_Goal of the exercise_:
Count how many lines of the data below contain the string "ઘરવખર"; the reply should be that number alone.

_Information provided_:

========

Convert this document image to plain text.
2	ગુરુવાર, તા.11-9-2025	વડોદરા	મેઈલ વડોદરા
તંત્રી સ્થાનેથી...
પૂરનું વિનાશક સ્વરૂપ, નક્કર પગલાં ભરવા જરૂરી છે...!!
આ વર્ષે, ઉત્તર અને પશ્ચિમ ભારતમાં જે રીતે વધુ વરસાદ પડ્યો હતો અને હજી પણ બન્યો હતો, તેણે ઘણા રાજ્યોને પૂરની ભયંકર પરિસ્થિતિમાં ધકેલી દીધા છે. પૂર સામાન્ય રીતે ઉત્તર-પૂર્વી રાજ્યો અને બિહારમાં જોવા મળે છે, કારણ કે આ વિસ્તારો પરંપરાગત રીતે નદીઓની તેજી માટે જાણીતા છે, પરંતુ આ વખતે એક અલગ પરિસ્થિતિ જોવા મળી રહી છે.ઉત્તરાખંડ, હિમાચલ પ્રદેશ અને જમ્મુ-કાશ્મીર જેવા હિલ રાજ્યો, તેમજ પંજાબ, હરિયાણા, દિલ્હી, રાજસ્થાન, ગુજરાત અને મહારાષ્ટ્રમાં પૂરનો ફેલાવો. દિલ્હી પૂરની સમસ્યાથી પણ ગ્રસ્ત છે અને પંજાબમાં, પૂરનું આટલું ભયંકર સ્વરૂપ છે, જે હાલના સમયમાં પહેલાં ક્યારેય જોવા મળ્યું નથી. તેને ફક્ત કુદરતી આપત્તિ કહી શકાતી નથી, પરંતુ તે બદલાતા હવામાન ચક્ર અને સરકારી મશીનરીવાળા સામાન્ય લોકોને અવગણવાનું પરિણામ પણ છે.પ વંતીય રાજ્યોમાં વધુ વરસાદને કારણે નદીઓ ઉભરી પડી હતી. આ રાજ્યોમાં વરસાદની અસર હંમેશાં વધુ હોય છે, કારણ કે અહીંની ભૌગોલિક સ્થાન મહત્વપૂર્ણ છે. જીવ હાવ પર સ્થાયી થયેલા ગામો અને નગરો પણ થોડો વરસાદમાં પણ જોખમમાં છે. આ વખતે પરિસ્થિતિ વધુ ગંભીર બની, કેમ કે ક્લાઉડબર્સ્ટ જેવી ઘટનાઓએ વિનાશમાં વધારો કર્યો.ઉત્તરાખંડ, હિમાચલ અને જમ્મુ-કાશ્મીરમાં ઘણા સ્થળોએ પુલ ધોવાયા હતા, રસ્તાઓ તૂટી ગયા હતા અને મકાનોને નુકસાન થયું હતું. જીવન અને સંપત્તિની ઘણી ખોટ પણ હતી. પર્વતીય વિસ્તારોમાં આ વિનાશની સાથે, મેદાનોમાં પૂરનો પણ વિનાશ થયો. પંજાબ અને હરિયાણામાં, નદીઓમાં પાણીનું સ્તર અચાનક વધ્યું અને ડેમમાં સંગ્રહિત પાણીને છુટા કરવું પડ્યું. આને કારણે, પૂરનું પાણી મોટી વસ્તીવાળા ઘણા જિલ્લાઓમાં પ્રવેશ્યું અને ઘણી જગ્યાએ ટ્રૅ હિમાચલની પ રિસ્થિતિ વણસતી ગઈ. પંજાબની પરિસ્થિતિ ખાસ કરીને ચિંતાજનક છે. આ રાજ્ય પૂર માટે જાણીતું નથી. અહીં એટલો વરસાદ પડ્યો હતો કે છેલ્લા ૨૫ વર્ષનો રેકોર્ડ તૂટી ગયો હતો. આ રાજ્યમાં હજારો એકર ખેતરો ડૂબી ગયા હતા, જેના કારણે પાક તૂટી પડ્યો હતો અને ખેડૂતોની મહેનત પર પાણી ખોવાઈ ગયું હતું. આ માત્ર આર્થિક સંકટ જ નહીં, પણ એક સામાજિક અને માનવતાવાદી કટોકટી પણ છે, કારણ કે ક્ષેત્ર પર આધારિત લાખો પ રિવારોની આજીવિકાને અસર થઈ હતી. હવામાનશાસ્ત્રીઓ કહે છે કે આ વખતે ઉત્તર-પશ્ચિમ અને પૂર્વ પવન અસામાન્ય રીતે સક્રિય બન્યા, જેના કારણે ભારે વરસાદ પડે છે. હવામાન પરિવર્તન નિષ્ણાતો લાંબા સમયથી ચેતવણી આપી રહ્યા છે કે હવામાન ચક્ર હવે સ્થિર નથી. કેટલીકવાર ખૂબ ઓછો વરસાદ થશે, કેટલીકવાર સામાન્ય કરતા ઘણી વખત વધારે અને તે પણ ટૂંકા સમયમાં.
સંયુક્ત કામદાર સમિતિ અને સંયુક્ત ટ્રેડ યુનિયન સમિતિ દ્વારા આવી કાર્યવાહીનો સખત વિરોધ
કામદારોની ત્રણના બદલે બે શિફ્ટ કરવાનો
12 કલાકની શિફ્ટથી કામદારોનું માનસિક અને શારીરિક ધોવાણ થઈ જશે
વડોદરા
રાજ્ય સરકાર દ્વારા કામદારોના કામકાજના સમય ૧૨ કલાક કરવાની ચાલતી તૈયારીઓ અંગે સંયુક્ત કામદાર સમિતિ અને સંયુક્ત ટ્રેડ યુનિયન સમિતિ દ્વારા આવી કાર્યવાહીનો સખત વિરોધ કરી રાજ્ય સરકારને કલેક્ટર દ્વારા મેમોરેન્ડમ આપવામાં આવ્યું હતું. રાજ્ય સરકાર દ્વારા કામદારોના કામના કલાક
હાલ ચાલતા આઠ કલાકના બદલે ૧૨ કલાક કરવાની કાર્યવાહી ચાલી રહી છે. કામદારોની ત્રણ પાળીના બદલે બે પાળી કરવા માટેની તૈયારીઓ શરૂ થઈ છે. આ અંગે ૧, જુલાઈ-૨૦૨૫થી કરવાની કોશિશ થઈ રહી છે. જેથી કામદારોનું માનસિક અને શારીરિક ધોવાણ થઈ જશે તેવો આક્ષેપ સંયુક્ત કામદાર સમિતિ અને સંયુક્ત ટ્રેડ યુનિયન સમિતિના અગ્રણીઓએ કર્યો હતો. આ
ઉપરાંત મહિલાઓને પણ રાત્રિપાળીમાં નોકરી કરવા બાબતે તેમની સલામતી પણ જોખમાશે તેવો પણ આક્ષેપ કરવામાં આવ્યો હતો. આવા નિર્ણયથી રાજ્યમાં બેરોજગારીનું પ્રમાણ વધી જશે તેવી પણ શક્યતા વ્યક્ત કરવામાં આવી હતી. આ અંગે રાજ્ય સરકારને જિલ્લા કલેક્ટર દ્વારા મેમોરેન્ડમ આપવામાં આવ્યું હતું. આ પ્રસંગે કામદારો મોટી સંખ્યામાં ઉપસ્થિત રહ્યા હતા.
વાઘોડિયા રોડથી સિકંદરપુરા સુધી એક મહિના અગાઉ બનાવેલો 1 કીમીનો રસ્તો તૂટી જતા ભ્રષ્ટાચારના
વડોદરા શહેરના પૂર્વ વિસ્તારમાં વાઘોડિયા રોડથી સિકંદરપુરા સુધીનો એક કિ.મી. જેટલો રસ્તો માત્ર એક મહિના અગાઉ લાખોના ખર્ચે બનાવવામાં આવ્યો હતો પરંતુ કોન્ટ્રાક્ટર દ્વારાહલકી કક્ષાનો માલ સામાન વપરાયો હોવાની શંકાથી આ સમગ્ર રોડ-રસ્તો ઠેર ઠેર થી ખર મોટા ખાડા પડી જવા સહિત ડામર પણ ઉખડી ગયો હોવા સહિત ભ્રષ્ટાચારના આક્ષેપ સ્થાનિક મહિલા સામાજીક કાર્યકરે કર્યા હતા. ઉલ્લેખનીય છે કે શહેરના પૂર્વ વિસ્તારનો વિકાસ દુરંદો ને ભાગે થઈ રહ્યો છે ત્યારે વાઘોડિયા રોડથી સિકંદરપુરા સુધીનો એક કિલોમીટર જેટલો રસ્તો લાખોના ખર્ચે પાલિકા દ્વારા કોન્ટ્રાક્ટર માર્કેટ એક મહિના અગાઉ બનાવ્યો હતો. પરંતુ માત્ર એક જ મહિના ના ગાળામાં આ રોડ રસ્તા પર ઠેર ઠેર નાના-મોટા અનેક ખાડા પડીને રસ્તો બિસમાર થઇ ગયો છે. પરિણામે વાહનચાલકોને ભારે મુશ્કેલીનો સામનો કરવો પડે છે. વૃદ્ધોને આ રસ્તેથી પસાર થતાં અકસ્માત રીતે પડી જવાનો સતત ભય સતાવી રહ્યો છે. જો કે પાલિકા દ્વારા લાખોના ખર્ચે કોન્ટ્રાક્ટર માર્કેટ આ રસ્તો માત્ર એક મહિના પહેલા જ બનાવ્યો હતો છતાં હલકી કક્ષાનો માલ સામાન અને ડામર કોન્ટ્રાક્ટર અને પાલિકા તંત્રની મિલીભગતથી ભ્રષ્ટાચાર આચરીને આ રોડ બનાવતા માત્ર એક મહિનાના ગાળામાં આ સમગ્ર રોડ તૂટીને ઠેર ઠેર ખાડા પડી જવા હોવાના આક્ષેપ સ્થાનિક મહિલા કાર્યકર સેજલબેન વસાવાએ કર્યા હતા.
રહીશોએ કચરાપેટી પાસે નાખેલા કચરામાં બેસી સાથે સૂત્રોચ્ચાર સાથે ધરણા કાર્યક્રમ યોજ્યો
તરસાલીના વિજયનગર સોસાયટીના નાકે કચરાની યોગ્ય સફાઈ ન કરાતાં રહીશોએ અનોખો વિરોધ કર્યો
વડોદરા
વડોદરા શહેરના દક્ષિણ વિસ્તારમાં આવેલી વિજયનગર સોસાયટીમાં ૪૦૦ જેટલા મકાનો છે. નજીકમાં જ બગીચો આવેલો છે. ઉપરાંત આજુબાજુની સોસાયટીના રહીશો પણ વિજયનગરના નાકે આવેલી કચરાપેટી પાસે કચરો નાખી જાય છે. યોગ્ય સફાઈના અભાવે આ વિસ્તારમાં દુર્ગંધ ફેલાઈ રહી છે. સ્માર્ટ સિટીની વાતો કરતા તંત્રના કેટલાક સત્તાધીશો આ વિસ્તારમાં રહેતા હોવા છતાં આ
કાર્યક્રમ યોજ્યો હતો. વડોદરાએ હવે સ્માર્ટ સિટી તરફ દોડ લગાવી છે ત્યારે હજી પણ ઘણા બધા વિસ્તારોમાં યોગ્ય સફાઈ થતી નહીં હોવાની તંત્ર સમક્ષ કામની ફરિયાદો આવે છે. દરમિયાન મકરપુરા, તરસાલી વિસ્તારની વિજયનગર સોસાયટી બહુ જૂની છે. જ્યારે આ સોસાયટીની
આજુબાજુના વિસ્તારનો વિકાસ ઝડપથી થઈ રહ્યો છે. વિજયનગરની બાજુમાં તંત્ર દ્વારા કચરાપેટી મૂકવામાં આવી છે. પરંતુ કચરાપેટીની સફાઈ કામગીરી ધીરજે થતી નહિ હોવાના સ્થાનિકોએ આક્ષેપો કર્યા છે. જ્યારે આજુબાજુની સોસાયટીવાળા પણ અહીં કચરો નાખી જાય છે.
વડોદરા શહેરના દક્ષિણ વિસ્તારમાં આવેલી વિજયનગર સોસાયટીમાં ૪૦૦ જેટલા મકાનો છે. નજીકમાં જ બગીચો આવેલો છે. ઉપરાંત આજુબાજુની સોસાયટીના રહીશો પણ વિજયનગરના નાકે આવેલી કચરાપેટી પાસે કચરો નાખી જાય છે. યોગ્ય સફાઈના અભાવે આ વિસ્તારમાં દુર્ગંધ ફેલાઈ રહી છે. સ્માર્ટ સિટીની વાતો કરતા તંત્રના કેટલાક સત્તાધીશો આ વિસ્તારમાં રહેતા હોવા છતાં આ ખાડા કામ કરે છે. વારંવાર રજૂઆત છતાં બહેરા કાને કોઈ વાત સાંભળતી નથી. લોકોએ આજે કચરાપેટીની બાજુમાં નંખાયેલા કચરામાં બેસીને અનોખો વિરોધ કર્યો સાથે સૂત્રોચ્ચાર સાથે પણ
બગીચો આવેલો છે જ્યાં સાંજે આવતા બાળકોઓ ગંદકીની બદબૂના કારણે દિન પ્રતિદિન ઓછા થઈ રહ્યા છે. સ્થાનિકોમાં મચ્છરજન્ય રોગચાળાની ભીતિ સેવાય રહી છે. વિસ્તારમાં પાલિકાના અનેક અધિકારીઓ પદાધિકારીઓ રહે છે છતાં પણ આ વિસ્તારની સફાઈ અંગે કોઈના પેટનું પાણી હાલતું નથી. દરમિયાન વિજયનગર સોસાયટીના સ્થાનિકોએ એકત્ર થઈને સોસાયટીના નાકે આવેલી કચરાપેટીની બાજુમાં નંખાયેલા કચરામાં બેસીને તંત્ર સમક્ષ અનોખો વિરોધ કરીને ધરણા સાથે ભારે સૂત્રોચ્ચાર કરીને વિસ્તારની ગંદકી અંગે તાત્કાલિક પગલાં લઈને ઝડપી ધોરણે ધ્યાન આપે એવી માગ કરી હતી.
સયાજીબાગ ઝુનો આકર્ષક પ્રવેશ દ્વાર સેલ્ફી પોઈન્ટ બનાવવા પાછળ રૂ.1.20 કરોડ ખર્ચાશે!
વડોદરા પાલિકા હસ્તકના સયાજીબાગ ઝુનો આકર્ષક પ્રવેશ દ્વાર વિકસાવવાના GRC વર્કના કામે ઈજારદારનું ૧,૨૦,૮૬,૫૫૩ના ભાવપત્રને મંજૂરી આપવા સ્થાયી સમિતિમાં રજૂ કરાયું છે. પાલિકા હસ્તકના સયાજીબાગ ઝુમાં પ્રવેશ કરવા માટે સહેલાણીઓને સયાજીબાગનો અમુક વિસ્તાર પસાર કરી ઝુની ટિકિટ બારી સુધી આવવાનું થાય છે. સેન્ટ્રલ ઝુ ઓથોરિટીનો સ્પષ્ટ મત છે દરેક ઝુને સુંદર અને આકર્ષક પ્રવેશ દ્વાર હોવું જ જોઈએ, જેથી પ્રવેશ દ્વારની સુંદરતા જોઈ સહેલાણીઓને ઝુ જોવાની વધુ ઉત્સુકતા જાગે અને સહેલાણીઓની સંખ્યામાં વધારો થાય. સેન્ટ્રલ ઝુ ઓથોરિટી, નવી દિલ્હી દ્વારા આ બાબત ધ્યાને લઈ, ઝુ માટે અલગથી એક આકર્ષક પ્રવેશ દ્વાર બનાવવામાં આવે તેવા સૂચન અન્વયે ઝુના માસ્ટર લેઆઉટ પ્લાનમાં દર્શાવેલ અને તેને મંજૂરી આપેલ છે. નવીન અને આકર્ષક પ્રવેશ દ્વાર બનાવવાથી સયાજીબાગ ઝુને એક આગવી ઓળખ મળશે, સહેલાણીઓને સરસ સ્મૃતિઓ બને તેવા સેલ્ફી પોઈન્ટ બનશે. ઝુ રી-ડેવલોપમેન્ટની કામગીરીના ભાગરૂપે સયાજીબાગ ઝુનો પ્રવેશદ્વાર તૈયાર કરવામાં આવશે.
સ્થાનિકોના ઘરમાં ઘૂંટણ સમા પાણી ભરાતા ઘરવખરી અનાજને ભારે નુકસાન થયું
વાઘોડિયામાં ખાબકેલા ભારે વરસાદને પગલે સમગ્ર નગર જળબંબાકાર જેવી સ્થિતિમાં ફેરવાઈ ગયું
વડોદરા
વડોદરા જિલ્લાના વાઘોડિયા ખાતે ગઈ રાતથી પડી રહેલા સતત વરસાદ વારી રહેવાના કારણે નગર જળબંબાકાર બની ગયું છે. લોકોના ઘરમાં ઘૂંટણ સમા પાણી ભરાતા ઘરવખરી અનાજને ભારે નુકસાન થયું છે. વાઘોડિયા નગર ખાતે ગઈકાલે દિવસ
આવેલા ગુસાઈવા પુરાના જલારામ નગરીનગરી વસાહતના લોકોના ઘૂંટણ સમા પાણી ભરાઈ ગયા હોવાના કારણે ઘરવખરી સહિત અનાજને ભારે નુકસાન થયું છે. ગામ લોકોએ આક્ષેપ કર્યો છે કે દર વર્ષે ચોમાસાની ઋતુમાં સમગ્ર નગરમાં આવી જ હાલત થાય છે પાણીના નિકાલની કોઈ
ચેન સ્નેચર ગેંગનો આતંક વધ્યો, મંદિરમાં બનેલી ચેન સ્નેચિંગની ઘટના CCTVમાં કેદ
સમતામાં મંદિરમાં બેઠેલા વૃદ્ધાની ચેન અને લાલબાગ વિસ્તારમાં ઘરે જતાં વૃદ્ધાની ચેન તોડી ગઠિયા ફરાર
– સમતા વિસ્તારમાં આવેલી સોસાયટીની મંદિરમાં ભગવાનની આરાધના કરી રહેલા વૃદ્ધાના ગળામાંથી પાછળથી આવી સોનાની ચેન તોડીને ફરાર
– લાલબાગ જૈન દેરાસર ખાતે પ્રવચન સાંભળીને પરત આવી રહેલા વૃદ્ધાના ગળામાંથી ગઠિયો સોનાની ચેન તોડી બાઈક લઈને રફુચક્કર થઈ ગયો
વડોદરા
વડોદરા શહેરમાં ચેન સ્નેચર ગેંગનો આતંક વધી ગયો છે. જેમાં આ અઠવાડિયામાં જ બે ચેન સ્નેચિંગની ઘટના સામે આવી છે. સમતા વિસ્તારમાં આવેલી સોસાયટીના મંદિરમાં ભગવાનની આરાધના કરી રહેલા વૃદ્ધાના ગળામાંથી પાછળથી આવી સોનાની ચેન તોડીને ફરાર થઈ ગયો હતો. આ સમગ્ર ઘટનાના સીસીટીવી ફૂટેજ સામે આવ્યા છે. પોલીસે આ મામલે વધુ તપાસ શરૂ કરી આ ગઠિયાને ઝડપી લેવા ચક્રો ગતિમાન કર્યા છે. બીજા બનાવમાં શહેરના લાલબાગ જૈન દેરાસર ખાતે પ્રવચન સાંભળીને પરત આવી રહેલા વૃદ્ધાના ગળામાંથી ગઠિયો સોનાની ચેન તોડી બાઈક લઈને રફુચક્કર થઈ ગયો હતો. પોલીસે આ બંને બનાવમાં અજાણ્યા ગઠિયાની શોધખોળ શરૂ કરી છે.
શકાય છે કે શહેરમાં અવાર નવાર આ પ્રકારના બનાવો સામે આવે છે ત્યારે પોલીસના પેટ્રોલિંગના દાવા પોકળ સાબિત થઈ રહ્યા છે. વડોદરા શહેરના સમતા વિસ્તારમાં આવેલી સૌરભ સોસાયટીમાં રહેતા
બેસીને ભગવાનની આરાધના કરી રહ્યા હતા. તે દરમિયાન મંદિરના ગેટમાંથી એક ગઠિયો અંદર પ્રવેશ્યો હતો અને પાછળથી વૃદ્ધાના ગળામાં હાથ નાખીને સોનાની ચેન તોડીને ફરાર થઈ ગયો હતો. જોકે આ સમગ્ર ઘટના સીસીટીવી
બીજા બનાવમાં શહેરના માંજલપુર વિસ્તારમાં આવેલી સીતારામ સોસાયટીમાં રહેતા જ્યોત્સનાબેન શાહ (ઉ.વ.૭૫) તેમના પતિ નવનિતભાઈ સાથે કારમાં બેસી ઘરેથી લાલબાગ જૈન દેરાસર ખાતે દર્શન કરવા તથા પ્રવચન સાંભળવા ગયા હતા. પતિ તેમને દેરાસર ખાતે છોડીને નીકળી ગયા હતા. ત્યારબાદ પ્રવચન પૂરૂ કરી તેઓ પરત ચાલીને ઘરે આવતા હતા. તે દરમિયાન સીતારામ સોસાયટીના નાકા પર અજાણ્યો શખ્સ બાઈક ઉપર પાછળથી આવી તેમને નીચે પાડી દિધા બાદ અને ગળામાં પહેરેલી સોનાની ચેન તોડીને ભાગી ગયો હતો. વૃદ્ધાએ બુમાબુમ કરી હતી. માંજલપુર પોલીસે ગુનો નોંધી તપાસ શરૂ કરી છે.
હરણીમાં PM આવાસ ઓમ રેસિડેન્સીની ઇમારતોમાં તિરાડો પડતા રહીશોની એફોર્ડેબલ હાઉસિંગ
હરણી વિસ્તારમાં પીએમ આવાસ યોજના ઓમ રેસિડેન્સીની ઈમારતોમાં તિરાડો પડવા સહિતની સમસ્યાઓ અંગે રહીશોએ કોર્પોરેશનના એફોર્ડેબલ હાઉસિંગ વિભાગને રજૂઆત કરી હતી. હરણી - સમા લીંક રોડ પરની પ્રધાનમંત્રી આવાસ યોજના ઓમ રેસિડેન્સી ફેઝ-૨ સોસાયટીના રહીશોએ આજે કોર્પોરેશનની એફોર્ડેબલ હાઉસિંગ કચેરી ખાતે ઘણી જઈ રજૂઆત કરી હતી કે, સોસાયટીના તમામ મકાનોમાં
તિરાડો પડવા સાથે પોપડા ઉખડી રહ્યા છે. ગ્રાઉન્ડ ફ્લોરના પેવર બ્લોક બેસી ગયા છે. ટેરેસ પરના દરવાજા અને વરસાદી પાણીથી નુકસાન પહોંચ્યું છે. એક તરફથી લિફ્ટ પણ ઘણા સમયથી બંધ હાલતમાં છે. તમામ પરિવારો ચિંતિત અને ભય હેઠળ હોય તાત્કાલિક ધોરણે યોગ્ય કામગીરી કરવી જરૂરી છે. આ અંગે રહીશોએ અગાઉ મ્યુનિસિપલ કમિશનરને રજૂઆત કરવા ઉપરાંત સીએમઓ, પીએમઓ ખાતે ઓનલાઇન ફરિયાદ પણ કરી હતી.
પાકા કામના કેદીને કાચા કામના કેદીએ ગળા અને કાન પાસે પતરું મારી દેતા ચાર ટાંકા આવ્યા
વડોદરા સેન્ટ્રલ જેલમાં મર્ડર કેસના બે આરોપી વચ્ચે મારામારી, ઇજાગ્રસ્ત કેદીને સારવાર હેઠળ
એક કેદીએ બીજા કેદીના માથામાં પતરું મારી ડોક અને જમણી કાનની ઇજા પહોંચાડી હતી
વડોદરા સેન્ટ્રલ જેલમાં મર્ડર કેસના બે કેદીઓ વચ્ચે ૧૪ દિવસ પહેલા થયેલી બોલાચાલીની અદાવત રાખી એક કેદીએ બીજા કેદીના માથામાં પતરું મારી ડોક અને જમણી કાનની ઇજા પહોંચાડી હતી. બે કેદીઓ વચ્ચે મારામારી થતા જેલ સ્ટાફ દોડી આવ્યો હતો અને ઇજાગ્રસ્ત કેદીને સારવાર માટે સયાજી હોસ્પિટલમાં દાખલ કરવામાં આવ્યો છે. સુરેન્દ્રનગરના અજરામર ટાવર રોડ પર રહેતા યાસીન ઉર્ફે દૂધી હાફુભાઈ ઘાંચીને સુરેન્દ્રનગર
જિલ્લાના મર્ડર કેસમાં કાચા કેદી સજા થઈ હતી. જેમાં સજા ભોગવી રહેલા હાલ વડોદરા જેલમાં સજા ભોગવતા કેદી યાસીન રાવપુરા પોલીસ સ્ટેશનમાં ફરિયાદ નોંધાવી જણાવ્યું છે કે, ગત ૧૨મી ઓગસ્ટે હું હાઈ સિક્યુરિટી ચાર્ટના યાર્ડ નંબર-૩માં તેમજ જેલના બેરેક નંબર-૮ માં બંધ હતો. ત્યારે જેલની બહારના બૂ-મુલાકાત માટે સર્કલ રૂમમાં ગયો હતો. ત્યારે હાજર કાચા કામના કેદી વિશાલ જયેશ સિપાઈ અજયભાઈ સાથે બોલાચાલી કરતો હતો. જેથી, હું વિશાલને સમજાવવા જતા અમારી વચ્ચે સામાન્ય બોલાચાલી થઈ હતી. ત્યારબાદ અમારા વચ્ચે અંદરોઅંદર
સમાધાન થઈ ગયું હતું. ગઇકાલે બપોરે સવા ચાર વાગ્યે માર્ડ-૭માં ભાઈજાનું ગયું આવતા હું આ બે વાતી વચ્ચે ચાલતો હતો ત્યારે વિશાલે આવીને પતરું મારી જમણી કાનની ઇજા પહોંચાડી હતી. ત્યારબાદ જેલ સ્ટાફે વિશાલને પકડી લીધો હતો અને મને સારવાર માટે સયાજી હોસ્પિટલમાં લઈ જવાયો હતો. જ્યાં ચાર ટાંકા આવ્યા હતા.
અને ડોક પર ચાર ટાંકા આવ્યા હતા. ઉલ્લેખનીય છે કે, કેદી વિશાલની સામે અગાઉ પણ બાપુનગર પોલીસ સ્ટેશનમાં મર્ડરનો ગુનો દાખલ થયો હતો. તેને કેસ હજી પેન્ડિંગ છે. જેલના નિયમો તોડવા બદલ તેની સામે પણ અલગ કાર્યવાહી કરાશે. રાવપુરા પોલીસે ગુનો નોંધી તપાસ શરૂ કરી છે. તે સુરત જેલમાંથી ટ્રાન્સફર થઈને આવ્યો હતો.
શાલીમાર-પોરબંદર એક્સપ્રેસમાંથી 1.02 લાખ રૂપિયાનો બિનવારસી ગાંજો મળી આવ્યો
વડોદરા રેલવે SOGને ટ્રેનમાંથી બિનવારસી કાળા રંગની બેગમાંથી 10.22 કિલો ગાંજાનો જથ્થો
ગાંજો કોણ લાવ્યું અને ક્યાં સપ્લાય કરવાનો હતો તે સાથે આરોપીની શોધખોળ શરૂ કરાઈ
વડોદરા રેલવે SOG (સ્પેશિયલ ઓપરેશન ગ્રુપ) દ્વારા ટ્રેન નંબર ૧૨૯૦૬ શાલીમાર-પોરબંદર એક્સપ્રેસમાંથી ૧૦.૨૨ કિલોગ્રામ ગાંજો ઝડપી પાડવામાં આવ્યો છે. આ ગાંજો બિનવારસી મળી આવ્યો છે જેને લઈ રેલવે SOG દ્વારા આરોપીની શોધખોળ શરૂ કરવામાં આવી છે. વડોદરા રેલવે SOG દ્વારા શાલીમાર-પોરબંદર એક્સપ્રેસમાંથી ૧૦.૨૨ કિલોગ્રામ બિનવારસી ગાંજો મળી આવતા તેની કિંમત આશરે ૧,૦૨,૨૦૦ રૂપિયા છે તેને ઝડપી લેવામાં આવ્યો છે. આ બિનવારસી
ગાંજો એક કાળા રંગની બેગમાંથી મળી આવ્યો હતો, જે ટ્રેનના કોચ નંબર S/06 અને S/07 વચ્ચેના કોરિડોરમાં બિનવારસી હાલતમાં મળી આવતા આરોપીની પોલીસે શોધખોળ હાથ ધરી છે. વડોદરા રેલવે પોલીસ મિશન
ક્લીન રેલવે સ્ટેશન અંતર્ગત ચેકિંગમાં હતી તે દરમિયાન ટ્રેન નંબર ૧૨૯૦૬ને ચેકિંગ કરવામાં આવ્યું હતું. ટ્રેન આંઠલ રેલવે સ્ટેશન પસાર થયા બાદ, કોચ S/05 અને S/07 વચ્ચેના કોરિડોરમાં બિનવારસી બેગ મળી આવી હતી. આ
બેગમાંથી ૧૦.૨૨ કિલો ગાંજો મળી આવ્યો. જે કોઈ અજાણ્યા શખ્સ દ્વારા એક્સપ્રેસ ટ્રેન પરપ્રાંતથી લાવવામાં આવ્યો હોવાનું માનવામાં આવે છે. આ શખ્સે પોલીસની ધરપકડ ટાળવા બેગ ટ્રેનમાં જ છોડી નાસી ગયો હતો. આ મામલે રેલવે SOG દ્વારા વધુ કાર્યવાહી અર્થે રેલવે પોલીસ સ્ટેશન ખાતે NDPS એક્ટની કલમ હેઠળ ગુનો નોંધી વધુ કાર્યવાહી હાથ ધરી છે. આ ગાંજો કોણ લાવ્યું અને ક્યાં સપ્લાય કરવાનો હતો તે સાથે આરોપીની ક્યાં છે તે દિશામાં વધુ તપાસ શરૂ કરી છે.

========

_The solution_:
3